▶ **OBJETIVO 1**:
Retorne cada linha da listagem em que aparece a sequência "figure".

▶ **TRECHO DO DOCUMENTO**:
=-=-=

Em fotos históricas, Paris recebe A luta dos yanomami

Exposição retrata o cotidiano e a luta dos povos indígenas a partir do olhar de Claudia Andujar


postado em 02/02/2020 04:00

Desde o começo dos anos 1970 Claudia mergulhou no universo yanomami, registrando o cotidiano desse povo indígena a partir de Roraima e do Amazonas (foto: fotos: CLAUDIA ANDAJUR/DIVULGAÇÃO)
Desde o começo dos anos 1970 Claudia mergulhou no universo yanomami, registrando o cotidiano desse povo indígena a partir de Roraima e do Amazonas (foto: fotos: CLAUDIA ANDAJUR/DIVULGAÇÃO)

São Paulo – Aos 88 anos, a fotógrafa brasileira de origem suíça Claudia Andujar defende há cinco décadas os direitos dos yanomami. A incansável octogenária, no entanto, considera que essa é uma luta contínua.

Andujar começou a registrar a vida desse grupo indígena em 1971, depois de visitar a comunidade situada nas profundezas da selva amazônica, em Roraima, na fronteira com a Venezuela.

A maior retrospectiva de sua obra está sendo exibida em exposição em Paris desde a última quinta-feira (30), onde ficará até 10 de maio. Na mostra, a fotógrafa busca enfatizar as novas ameaças enfrentadas pelos yanomami no governo do presidente Jair Bolsonaro, alinhado com políticas conservadoras e apoiado por grupos de agronegócios, garimpo e mineração.

"Os yanomami são meus parentes, fazem parte da minha família, e eu quero defender a minha família", ressalta Andujar em entrevista em seu apartamento, em São Paulo.

Enfrentando o intenso calor amazônico e a malária, a fotógrafa se acostumou a passar várias semanas no território desse povo indígena para capturar o seu cotidiano, registrando suas expedições de caça e seus rituais xamânicos.

"Busco acompanhar o seu modo de vida... fazê-los entender que só queria me tornar amiga deles", conta, ao recordar os seus primeiros dias de convívio com os yanomami.

"Nunca tinha fotografado eles. Eles não entendiam o que eu estava fazendo, e eu não queria que se sentissem invadidos", acrescenta.

=-=-=

▶ **TRECHOS DA LISTAGEM**:
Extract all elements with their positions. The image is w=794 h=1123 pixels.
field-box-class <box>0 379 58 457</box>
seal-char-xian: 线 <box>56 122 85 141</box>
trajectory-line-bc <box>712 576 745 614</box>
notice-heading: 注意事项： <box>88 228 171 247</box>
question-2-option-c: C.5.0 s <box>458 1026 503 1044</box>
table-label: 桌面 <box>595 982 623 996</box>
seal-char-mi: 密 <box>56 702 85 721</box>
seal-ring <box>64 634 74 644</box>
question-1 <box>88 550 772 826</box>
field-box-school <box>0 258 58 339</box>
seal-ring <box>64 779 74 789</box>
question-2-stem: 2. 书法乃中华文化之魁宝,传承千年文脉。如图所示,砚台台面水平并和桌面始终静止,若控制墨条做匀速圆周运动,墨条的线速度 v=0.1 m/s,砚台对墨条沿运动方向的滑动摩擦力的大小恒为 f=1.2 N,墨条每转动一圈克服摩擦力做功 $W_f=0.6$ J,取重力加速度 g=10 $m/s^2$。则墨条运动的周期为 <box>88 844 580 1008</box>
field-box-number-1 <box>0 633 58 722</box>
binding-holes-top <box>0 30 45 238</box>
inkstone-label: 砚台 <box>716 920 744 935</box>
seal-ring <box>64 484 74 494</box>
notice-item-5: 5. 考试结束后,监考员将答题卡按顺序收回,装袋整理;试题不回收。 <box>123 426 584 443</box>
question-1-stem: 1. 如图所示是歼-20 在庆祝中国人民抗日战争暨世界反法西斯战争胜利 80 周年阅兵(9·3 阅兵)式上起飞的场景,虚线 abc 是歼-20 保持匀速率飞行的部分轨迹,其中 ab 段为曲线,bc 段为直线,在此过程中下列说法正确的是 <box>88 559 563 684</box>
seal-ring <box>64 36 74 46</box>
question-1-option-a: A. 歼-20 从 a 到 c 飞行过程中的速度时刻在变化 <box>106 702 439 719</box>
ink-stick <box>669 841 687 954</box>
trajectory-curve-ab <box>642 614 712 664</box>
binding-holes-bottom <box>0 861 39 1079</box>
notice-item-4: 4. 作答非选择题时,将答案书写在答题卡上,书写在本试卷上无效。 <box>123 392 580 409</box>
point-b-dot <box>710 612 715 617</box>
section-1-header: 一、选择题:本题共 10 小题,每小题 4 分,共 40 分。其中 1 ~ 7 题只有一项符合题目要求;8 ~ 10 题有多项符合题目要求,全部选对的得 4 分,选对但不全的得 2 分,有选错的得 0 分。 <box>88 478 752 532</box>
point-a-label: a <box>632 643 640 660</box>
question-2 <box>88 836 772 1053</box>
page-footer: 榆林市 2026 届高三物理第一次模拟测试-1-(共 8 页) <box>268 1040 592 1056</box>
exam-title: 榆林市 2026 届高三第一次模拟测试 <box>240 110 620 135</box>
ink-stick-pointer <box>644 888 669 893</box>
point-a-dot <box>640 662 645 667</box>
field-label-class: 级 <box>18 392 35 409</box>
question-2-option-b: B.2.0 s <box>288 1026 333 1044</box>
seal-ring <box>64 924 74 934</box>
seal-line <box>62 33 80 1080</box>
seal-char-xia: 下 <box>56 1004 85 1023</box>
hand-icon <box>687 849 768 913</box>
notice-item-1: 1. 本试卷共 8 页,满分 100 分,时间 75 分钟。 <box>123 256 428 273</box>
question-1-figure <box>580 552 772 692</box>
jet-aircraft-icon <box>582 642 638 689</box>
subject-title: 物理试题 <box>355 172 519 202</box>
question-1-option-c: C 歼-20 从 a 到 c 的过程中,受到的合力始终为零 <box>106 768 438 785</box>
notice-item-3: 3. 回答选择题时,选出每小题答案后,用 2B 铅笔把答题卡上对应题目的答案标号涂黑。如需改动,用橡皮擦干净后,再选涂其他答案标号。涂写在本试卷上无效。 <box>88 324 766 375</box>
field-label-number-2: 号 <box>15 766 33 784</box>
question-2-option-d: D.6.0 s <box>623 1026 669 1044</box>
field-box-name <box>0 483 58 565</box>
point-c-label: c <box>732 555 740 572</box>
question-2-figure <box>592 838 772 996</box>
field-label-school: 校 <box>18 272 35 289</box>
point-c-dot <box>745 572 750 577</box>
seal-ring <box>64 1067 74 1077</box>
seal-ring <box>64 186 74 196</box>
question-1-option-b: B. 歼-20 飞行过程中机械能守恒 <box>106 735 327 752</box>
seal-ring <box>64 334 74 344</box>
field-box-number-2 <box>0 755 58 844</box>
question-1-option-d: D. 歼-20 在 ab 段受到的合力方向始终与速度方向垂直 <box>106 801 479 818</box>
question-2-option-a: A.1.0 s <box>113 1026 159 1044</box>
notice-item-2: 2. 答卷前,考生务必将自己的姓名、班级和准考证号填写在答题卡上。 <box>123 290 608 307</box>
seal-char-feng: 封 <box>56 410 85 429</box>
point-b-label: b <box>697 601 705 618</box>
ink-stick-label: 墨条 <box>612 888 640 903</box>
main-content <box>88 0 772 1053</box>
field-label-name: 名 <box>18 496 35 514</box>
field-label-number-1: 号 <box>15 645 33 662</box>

=-=-=

▶ **OBJETIVO 2**:
Escreva a parte seguinte da reportagem sobre Claudia Andujar e os yanomami, começando logo depois da última frase apresentada.

▶ **RESPOSTA 1**:
question-1-figure <box>580 552 772 692</box>
question-2-figure <box>592 838 772 996</box>

▶ **RESPOSTA 2**:
Ao fazer uso experimental de filmes infravermelhos, flashes e até mesmo manchando a lente da sua câmera com vaselina, Andujar criou imagens distorcidas que dão uma nova visão do complexo mundo espiritual dos yanomami.

"Ela tentou transmitir e representar elementos que eram invisíveis aos olhos ocidentais", comenta Thyago Nogueira, do Instituto Moreira Salles, e curador da exposição, que será recebida na Fondation Cartier, em Paris.



EM PRETO E BRANCO 

A exposição A luta dos yanomami reúne cerca de 300 fotos – em sua maioria em preto e branco – tiradas entre as décadas de 1970 e 1980. Em 2019, uma versão reduzida da mostra foi exposta em São Paulo e no Rio de Janeiro, chamando a atenção da instituição francesa.

"Não se trata somente de uma jornalista que quer contar uma história ou de uma antropóloga que registra uma sociedade", explica Nogueira. Andujar "submergiu por completo e se sentiu livre para experimentar", acrescenta o curador.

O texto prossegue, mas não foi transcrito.